What the exercise asks: Restate the records in their entirety, word for word.
---*---
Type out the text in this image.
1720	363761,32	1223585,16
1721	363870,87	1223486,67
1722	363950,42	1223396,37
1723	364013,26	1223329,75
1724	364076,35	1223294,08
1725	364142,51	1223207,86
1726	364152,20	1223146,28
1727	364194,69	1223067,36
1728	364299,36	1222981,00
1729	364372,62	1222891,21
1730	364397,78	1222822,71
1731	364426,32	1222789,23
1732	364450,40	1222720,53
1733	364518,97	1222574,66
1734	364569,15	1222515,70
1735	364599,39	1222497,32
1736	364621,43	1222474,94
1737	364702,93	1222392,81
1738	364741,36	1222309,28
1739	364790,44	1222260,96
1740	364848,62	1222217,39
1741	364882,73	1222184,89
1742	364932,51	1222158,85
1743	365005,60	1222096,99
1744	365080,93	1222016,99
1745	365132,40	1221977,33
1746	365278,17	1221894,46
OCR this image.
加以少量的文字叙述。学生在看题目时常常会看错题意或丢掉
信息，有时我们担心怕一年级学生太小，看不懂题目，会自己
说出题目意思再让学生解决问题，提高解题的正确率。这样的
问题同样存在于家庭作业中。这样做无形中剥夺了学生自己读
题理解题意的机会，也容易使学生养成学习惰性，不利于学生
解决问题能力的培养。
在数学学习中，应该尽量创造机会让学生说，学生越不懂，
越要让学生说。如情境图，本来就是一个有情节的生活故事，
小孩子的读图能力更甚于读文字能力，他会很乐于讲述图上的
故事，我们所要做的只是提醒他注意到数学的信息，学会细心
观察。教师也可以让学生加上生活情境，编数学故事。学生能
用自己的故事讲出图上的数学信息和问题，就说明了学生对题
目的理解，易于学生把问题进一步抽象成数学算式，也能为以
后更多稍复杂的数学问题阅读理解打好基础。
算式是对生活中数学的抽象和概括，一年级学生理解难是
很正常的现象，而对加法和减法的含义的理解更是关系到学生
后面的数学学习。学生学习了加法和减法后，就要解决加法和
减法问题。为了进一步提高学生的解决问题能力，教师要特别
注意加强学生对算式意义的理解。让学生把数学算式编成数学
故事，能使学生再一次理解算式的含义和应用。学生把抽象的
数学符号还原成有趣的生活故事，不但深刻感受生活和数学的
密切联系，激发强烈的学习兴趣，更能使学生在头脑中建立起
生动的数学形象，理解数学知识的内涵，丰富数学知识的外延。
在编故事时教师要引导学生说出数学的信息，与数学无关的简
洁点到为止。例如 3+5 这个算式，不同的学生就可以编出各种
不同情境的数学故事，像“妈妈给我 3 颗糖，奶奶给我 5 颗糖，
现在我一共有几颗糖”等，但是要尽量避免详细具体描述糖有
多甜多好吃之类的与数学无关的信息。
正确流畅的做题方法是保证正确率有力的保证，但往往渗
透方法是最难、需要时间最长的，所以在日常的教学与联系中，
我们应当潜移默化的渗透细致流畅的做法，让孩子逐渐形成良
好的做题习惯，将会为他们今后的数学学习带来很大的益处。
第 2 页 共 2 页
---*---
Written answer:
Type out the text in this image.
1720	363761,32	1223585,16
1721	363870,87	1223486,67
1722	363950,42	1223396,37
1723	364013,26	1223329,75
1724	364076,35	1223294,08
1725	364142,51	1223207,86
1726	364152,20	1223146,28
1727	364194,69	1223067,36
1728	364299,36	1222981,00
1729	364372,62	1222891,21
1730	364397,78	1222822,71
1731	364426,32	1222789,23
1732	364450,40	1222720,53
1733	364518,97	1222574,66
1734	364569,15	1222515,70
1735	364599,39	1222497,32
1736	364621,43	1222474,94
1737	364702,93	1222392,81
1738	364741,36	1222309,28
1739	364790,44	1222260,96
1740	364848,62	1222217,39
1741	364882,73	1222184,89
1742	364932,51	1222158,85
1743	365005,60	1222096,99
1744	365080,93	1222016,99
1745	365132,40	1221977,33
1746	365278,17	1221894,46
OCR this image.
加以少量的文字叙述。学生在看题目时常常会看错题意或丢掉
信息，有时我们担心怕一年级学生太小，看不懂题目，会自己
说出题目意思再让学生解决问题，提高解题的正确率。这样的
问题同样存在于家庭作业中。这样做无形中剥夺了学生自己读
题理解题意的机会，也容易使学生养成学习惰性，不利于学生
解决问题能力的培养。
在数学学习中，应该尽量创造机会让学生说，学生越不懂，
越要让学生说。如情境图，本来就是一个有情节的生活故事，
小孩子的读图能力更甚于读文字能力，他会很乐于讲述图上的
故事，我们所要做的只是提醒他注意到数学的信息，学会细心
观察。教师也可以让学生加上生活情境，编数学故事。学生能
用自己的故事讲出图上的数学信息和问题，就说明了学生对题
目的理解，易于学生把问题进一步抽象成数学算式，也能为以
后更多稍复杂的数学问题阅读理解打好基础。
算式是对生活中数学的抽象和概括，一年级学生理解难是
很正常的现象，而对加法和减法的含义的理解更是关系到学生
后面的数学学习。学生学习了加法和减法后，就要解决加法和
减法问题。为了进一步提高学生的解决问题能力，教师要特别
注意加强学生对算式意义的理解。让学生把数学算式编成数学
故事，能使学生再一次理解算式的含义和应用。学生把抽象的
数学符号还原成有趣的生活故事，不但深刻感受生活和数学的
密切联系，激发强烈的学习兴趣，更能使学生在头脑中建立起
生动的数学形象，理解数学知识的内涵，丰富数学知识的外延。
在编故事时教师要引导学生说出数学的信息，与数学无关的简
洁点到为止。例如 3+5 这个算式，不同的学生就可以编出各种
不同情境的数学故事，像“妈妈给我 3 颗糖，奶奶给我 5 颗糖，
现在我一共有几颗糖”等，但是要尽量避免详细具体描述糖有
多甜多好吃之类的与数学无关的信息。
正确流畅的做题方法是保证正确率有力的保证，但往往渗
透方法是最难、需要时间最长的，所以在日常的教学与联系中，
我们应当潜移默化的渗透细致流畅的做法，让孩子逐渐形成良
好的做题习惯，将会为他们今后的数学学习带来很大的益处。
第 2 页 共 2 页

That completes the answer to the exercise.